• **GIVEN REQUEST**
All entries are to be quoted exactly; the images stay out of the copy.

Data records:
►

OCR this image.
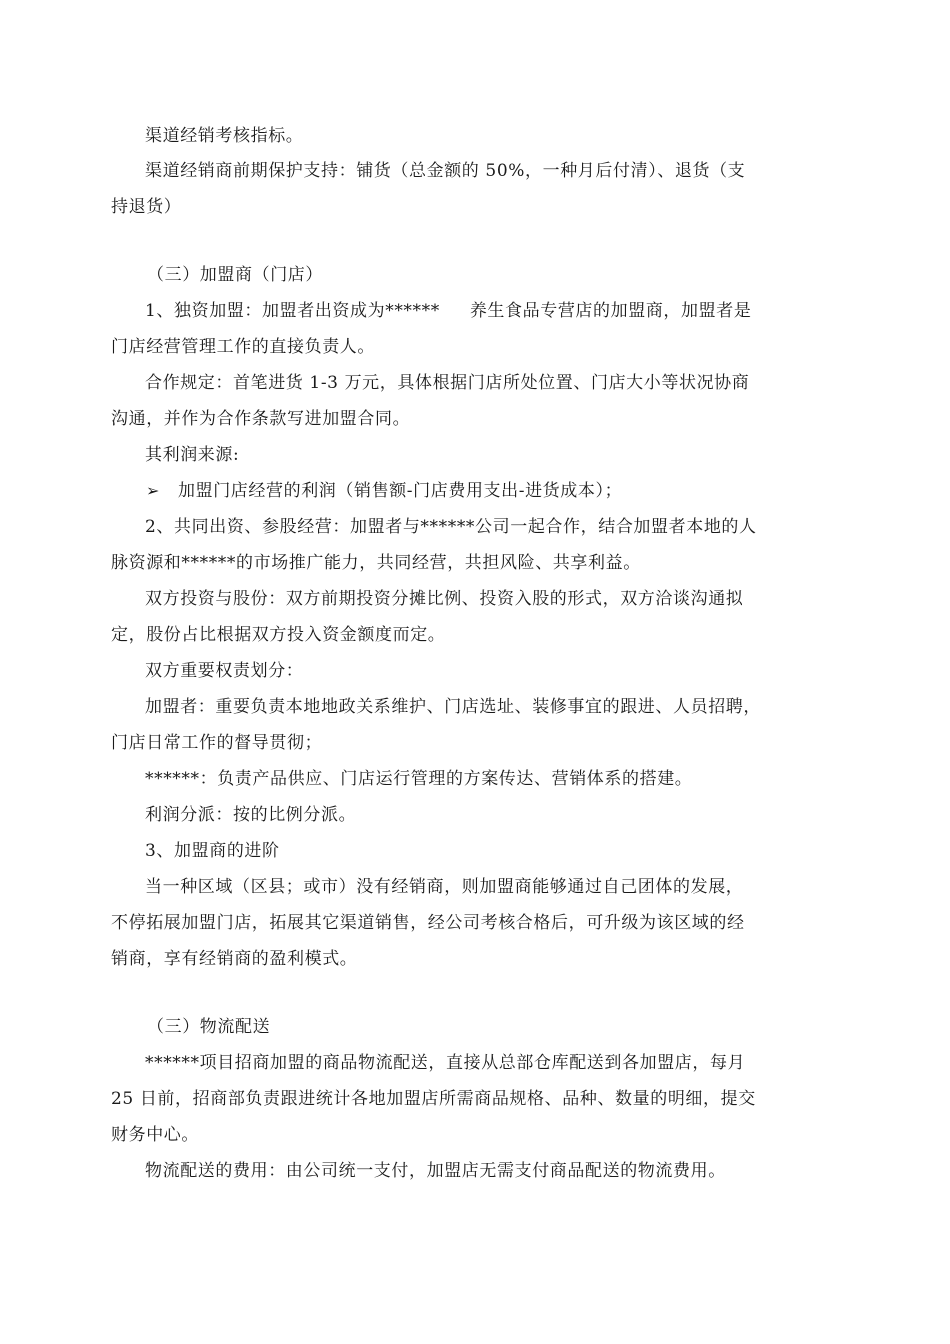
渠道经销考核指标。
渠道经销商前期保护支持：铺货（总金额的 50%，一种月后付清）、退货（支
持退货）
（三）加盟商（门店）
1、独资加盟：加盟者出资成为******     养生食品专营店的加盟商，加盟者是
门店经营管理工作的直接负责人。
合作规定：首笔进货 1-3 万元，具体根据门店所处位置、门店大小等状况协商
沟通，并作为合作条款写进加盟合同。
其利润来源:
➢ 加盟门店经营的利润（销售额-门店费用支出-进货成本）；
2、共同出资、参股经营：加盟者与******公司一起合作，结合加盟者本地的人
脉资源和******的市场推广能力，共同经营，共担风险、共享利益。
双方投资与股份：双方前期投资分摊比例、投资入股的形式，双方洽谈沟通拟
定，股份占比根据双方投入资金额度而定。
双方重要权责划分：
加盟者：重要负责本地地政关系维护、门店选址、装修事宜的跟进、人员招聘，
门店日常工作的督导贯彻；
******：负责产品供应、门店运行管理的方案传达、营销体系的搭建。
利润分派：按的比例分派。
3、加盟商的进阶
当一种区域（区县；或市）没有经销商，则加盟商能够通过自己团体的发展，
不停拓展加盟门店，拓展其它渠道销售，经公司考核合格后，可升级为该区域的经
销商，享有经销商的盈利模式。
（三）物流配送
******项目招商加盟的商品物流配送，直接从总部仓库配送到各加盟店，每月
25 日前，招商部负责跟进统计各地加盟店所需商品规格、品种、数量的明细，提交
财务中心。
物流配送的费用：由公司统一支付，加盟店无需支付商品配送的物流费用。
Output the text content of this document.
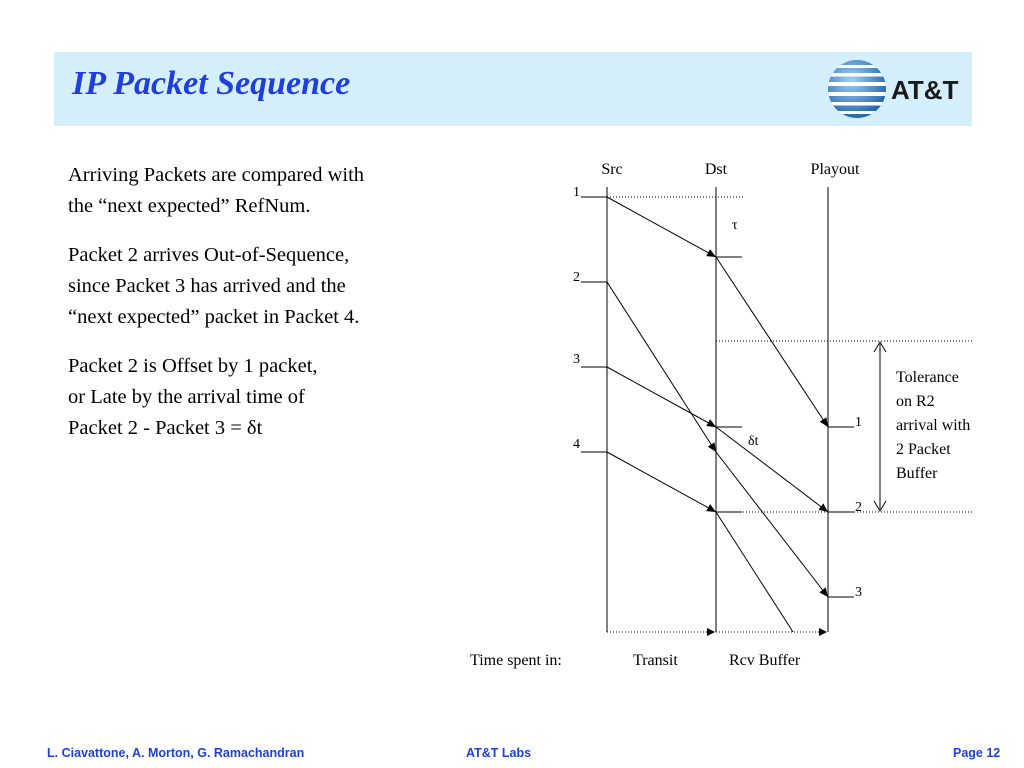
IP Packet Sequence	AT&T

Arriving Packets are compared with
the “next expected” RefNum.

Packet 2 arrives Out-of-Sequence,
since Packet 3 has arrived and the
“next expected” packet in Packet 4.

Packet 2 is Offset by 1 packet,
or Late by the arrival time of
Packet 2 - Packet 3 = δt

Src	Dst	Playout
1
2
3
4
τ
δt
1
2
3
Tolerance
on R2
arrival with
2 Packet
Buffer
Time spent in:	Transit	Rcv Buffer
L. Ciavattone, A. Morton, G. Ramachandran	AT&T Labs	Page 12
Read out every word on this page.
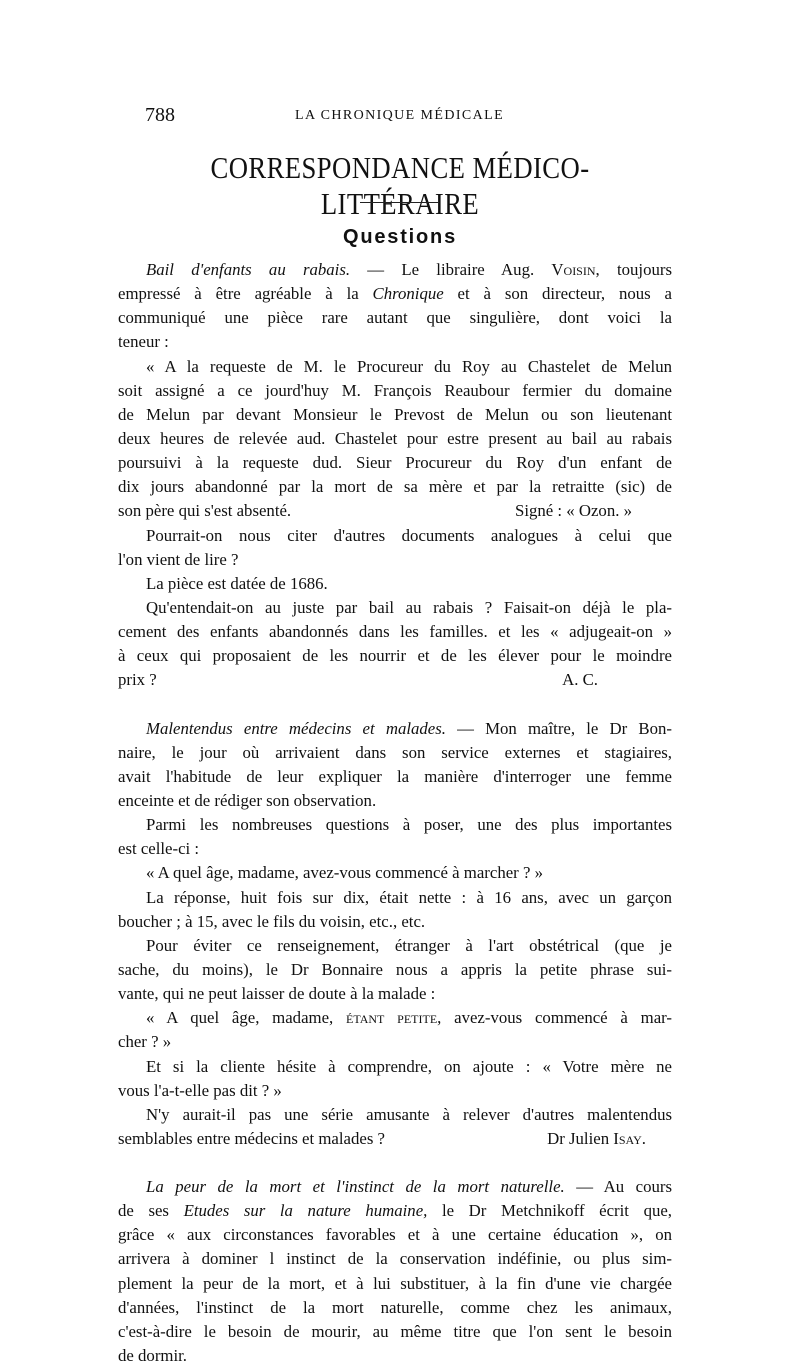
788	LA CHRONIQUE MÉDICALE
CORRESPONDANCE MÉDICO-LITTÉRAIRE
Questions
Bail d'enfants au rabais. — Le libraire Aug. Voisin, toujours
empressé à être agréable à la Chronique et à son directeur, nous a
communiqué une pièce rare autant que singulière, dont voici la
teneur :
« A la requeste de M. le Procureur du Roy au Chastelet de Melun
soit assigné a ce jourd'huy M. François Reaubour fermier du domaine
de Melun par devant Monsieur le Prevost de Melun ou son lieutenant
deux heures de relevée aud. Chastelet pour estre present au bail au rabais
poursuivi à la requeste dud. Sieur Procureur du Roy d'un enfant de
dix jours abandonné par la mort de sa mère et par la retraitte (sic) de
son père qui s'est absenté.	Signé : « Ozon. »
Pourrait-on nous citer d'autres documents analogues à celui que
l'on vient de lire ?
La pièce est datée de 1686.
Qu'entendait-on au juste par bail au rabais ? Faisait-on déjà le pla-
cement des enfants abandonnés dans les familles. et les « adjugeait-on »
à ceux qui proposaient de les nourrir et de les élever pour le moindre
prix ?	A. C.
Malentendus entre médecins et malades. — Mon maître, le Dr Bon-
naire, le jour où arrivaient dans son service externes et stagiaires,
avait l'habitude de leur expliquer la manière d'interroger une femme
enceinte et de rédiger son observation.
Parmi les nombreuses questions à poser, une des plus importantes
est celle-ci :
« A quel âge, madame, avez-vous commencé à marcher ? »
La réponse, huit fois sur dix, était nette : à 16 ans, avec un garçon
boucher ; à 15, avec le fils du voisin, etc., etc.
Pour éviter ce renseignement, étranger à l'art obstétrical (que je
sache, du moins), le Dr Bonnaire nous a appris la petite phrase sui-
vante, qui ne peut laisser de doute à la malade :
« A quel âge, madame, étant petite, avez-vous commencé à mar-
cher ? »
Et si la cliente hésite à comprendre, on ajoute : « Votre mère ne
vous l'a-t-elle pas dit ? »
N'y aurait-il pas une série amusante à relever d'autres malentendus
semblables entre médecins et malades ?	Dr Julien Isay.
La peur de la mort et l'instinct de la mort naturelle. — Au cours
de ses Etudes sur la nature humaine, le Dr Metchnikoff écrit que,
grâce « aux circonstances favorables et à une certaine éducation », on
arrivera à dominer l instinct de la conservation indéfinie, ou plus sim-
plement la peur de la mort, et à lui substituer, à la fin d'une vie chargée
d'années, l'instinct de la mort naturelle, comme chez les animaux,
c'est-à-dire le besoin de mourir, au même titre que l'on sent le besoin
de dormir.
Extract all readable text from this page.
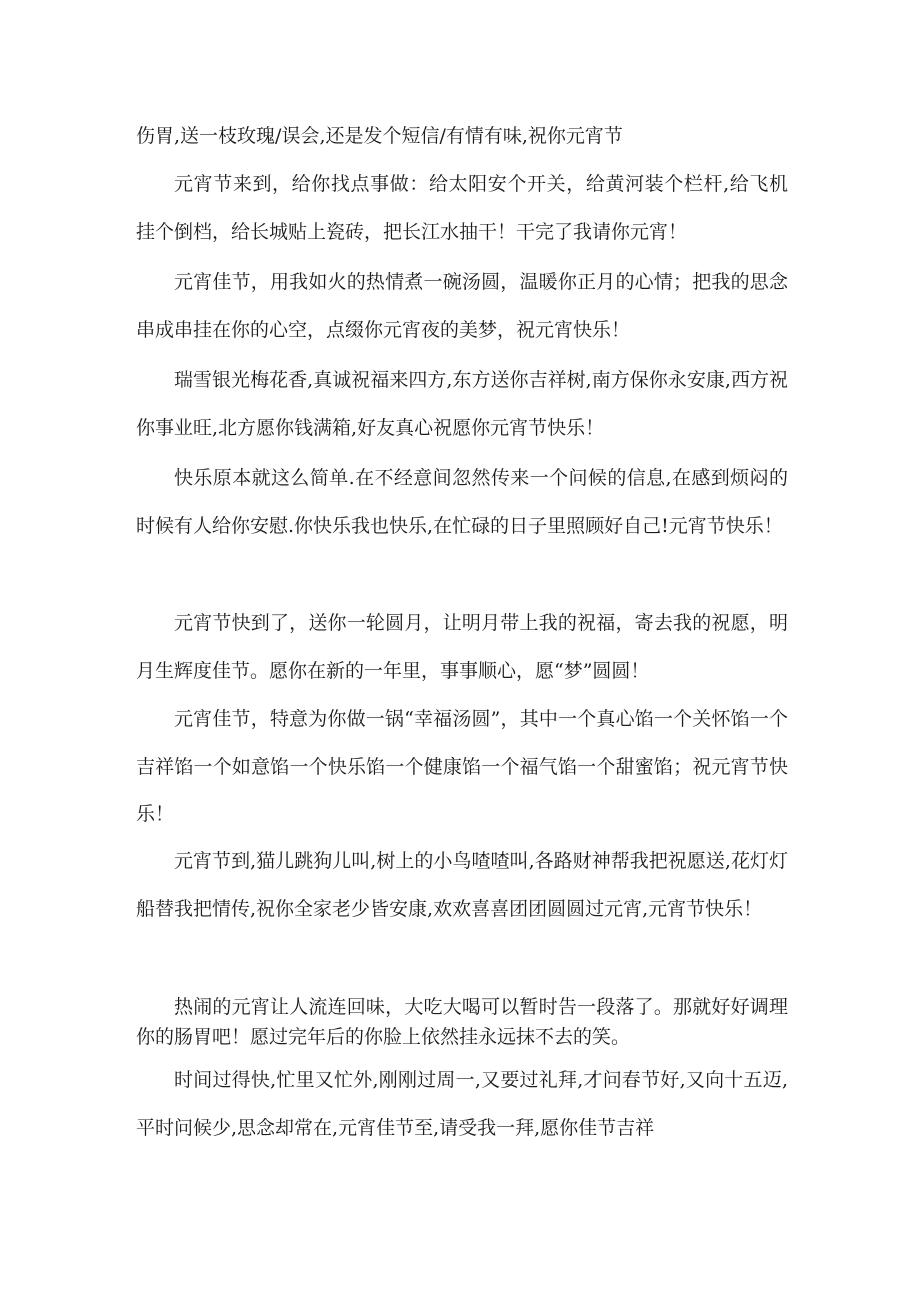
伤胃,送一枝玫瑰/误会,还是发个短信/有情有味,祝你元宵节

元宵节来到，给你找点事做：给太阳安个开关，给黄河装个栏杆,给飞机挂个倒档，给长城贴上瓷砖，把长江水抽干！干完了我请你元宵！

元宵佳节，用我如火的热情煮一碗汤圆，温暖你正月的心情；把我的思念串成串挂在你的心空，点缀你元宵夜的美梦，祝元宵快乐！

瑞雪银光梅花香,真诚祝福来四方,东方送你吉祥树,南方保你永安康,西方祝你事业旺,北方愿你钱满箱,好友真心祝愿你元宵节快乐！

快乐原本就这么简单.在不经意间忽然传来一个问候的信息,在感到烦闷的时候有人给你安慰.你快乐我也快乐,在忙碌的日子里照顾好自己!元宵节快乐！

元宵节快到了，送你一轮圆月，让明月带上我的祝福，寄去我的祝愿，明月生辉度佳节。愿你在新的一年里，事事顺心，愿“梦”圆圆！

元宵佳节，特意为你做一锅“幸福汤圆”，其中一个真心馅一个关怀馅一个吉祥馅一个如意馅一个快乐馅一个健康馅一个福气馅一个甜蜜馅；祝元宵节快乐！

元宵节到,猫儿跳狗儿叫,树上的小鸟喳喳叫,各路财神帮我把祝愿送,花灯灯船替我把情传,祝你全家老少皆安康,欢欢喜喜团团圆圆过元宵,元宵节快乐！

热闹的元宵让人流连回味，大吃大喝可以暂时告一段落了。那就好好调理你的肠胃吧！愿过完年后的你脸上依然挂永远抹不去的笑。

时间过得快,忙里又忙外,刚刚过周一,又要过礼拜,才问春节好,又向十五迈,平时问候少,思念却常在,元宵佳节至,请受我一拜,愿你佳节吉祥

◄

• **RESPONSE TO THE TASK**
OCR this image.
渠道经销考核指标。
渠道经销商前期保护支持：铺货（总金额的 50%，一种月后付清）、退货（支
持退货）
（三）加盟商（门店）
1、独资加盟：加盟者出资成为******     养生食品专营店的加盟商，加盟者是
门店经营管理工作的直接负责人。
合作规定：首笔进货 1-3 万元，具体根据门店所处位置、门店大小等状况协商
沟通，并作为合作条款写进加盟合同。
其利润来源:
➢ 加盟门店经营的利润（销售额-门店费用支出-进货成本）；
2、共同出资、参股经营：加盟者与******公司一起合作，结合加盟者本地的人
脉资源和******的市场推广能力，共同经营，共担风险、共享利益。
双方投资与股份：双方前期投资分摊比例、投资入股的形式，双方洽谈沟通拟
定，股份占比根据双方投入资金额度而定。
双方重要权责划分：
加盟者：重要负责本地地政关系维护、门店选址、装修事宜的跟进、人员招聘，
门店日常工作的督导贯彻；
******：负责产品供应、门店运行管理的方案传达、营销体系的搭建。
利润分派：按的比例分派。
3、加盟商的进阶
当一种区域（区县；或市）没有经销商，则加盟商能够通过自己团体的发展，
不停拓展加盟门店，拓展其它渠道销售，经公司考核合格后，可升级为该区域的经
销商，享有经销商的盈利模式。
（三）物流配送
******项目招商加盟的商品物流配送，直接从总部仓库配送到各加盟店，每月
25 日前，招商部负责跟进统计各地加盟店所需商品规格、品种、数量的明细，提交
财务中心。
物流配送的费用：由公司统一支付，加盟店无需支付商品配送的物流费用。
Output the text content of this document.
IP Packet Sequence	AT&T

Arriving Packets are compared with
the “next expected” RefNum.

Packet 2 arrives Out-of-Sequence,
since Packet 3 has arrived and the
“next expected” packet in Packet 4.

Packet 2 is Offset by 1 packet,
or Late by the arrival time of
Packet 2 - Packet 3 = δt

Src	Dst	Playout
1
2
3
4
τ
δt
1
2
3
Tolerance
on R2
arrival with
2 Packet
Buffer
Time spent in:	Transit	Rcv Buffer
L. Ciavattone, A. Morton, G. Ramachandran	AT&T Labs	Page 12
Read out every word on this page.
788	LA CHRONIQUE MÉDICALE
CORRESPONDANCE MÉDICO-LITTÉRAIRE
Questions
Bail d'enfants au rabais. — Le libraire Aug. Voisin, toujours
empressé à être agréable à la Chronique et à son directeur, nous a
communiqué une pièce rare autant que singulière, dont voici la
teneur :
« A la requeste de M. le Procureur du Roy au Chastelet de Melun
soit assigné a ce jourd'huy M. François Reaubour fermier du domaine
de Melun par devant Monsieur le Prevost de Melun ou son lieutenant
deux heures de relevée aud. Chastelet pour estre present au bail au rabais
poursuivi à la requeste dud. Sieur Procureur du Roy d'un enfant de
dix jours abandonné par la mort de sa mère et par la retraitte (sic) de
son père qui s'est absenté.	Signé : « Ozon. »
Pourrait-on nous citer d'autres documents analogues à celui que
l'on vient de lire ?
La pièce est datée de 1686.
Qu'entendait-on au juste par bail au rabais ? Faisait-on déjà le pla-
cement des enfants abandonnés dans les familles. et les « adjugeait-on »
à ceux qui proposaient de les nourrir et de les élever pour le moindre
prix ?	A. C.
Malentendus entre médecins et malades. — Mon maître, le Dr Bon-
naire, le jour où arrivaient dans son service externes et stagiaires,
avait l'habitude de leur expliquer la manière d'interroger une femme
enceinte et de rédiger son observation.
Parmi les nombreuses questions à poser, une des plus importantes
est celle-ci :
« A quel âge, madame, avez-vous commencé à marcher ? »
La réponse, huit fois sur dix, était nette : à 16 ans, avec un garçon
boucher ; à 15, avec le fils du voisin, etc., etc.
Pour éviter ce renseignement, étranger à l'art obstétrical (que je
sache, du moins), le Dr Bonnaire nous a appris la petite phrase sui-
vante, qui ne peut laisser de doute à la malade :
« A quel âge, madame, étant petite, avez-vous commencé à mar-
cher ? »
Et si la cliente hésite à comprendre, on ajoute : « Votre mère ne
vous l'a-t-elle pas dit ? »
N'y aurait-il pas une série amusante à relever d'autres malentendus
semblables entre médecins et malades ?	Dr Julien Isay.
La peur de la mort et l'instinct de la mort naturelle. — Au cours
de ses Etudes sur la nature humaine, le Dr Metchnikoff écrit que,
grâce « aux circonstances favorables et à une certaine éducation », on
arrivera à dominer l instinct de la conservation indéfinie, ou plus sim-
plement la peur de la mort, et à lui substituer, à la fin d'une vie chargée
d'années, l'instinct de la mort naturelle, comme chez les animaux,
c'est-à-dire le besoin de mourir, au même titre que l'on sent le besoin
de dormir.
Extract all readable text from this page.
伤胃,送一枝玫瑰/误会,还是发个短信/有情有味,祝你元宵节

元宵节来到，给你找点事做：给太阳安个开关，给黄河装个栏杆,给飞机挂个倒档，给长城贴上瓷砖，把长江水抽干！干完了我请你元宵！

元宵佳节，用我如火的热情煮一碗汤圆，温暖你正月的心情；把我的思念串成串挂在你的心空，点缀你元宵夜的美梦，祝元宵快乐！

瑞雪银光梅花香,真诚祝福来四方,东方送你吉祥树,南方保你永安康,西方祝你事业旺,北方愿你钱满箱,好友真心祝愿你元宵节快乐！

快乐原本就这么简单.在不经意间忽然传来一个问候的信息,在感到烦闷的时候有人给你安慰.你快乐我也快乐,在忙碌的日子里照顾好自己!元宵节快乐！

元宵节快到了，送你一轮圆月，让明月带上我的祝福，寄去我的祝愿，明月生辉度佳节。愿你在新的一年里，事事顺心，愿“梦”圆圆！

元宵佳节，特意为你做一锅“幸福汤圆”，其中一个真心馅一个关怀馅一个吉祥馅一个如意馅一个快乐馅一个健康馅一个福气馅一个甜蜜馅；祝元宵节快乐！

元宵节到,猫儿跳狗儿叫,树上的小鸟喳喳叫,各路财神帮我把祝愿送,花灯灯船替我把情传,祝你全家老少皆安康,欢欢喜喜团团圆圆过元宵,元宵节快乐！

热闹的元宵让人流连回味，大吃大喝可以暂时告一段落了。那就好好调理你的肠胃吧！愿过完年后的你脸上依然挂永远抹不去的笑。

时间过得快,忙里又忙外,刚刚过周一,又要过礼拜,才问春节好,又向十五迈,平时问候少,思念却常在,元宵佳节至,请受我一拜,愿你佳节吉祥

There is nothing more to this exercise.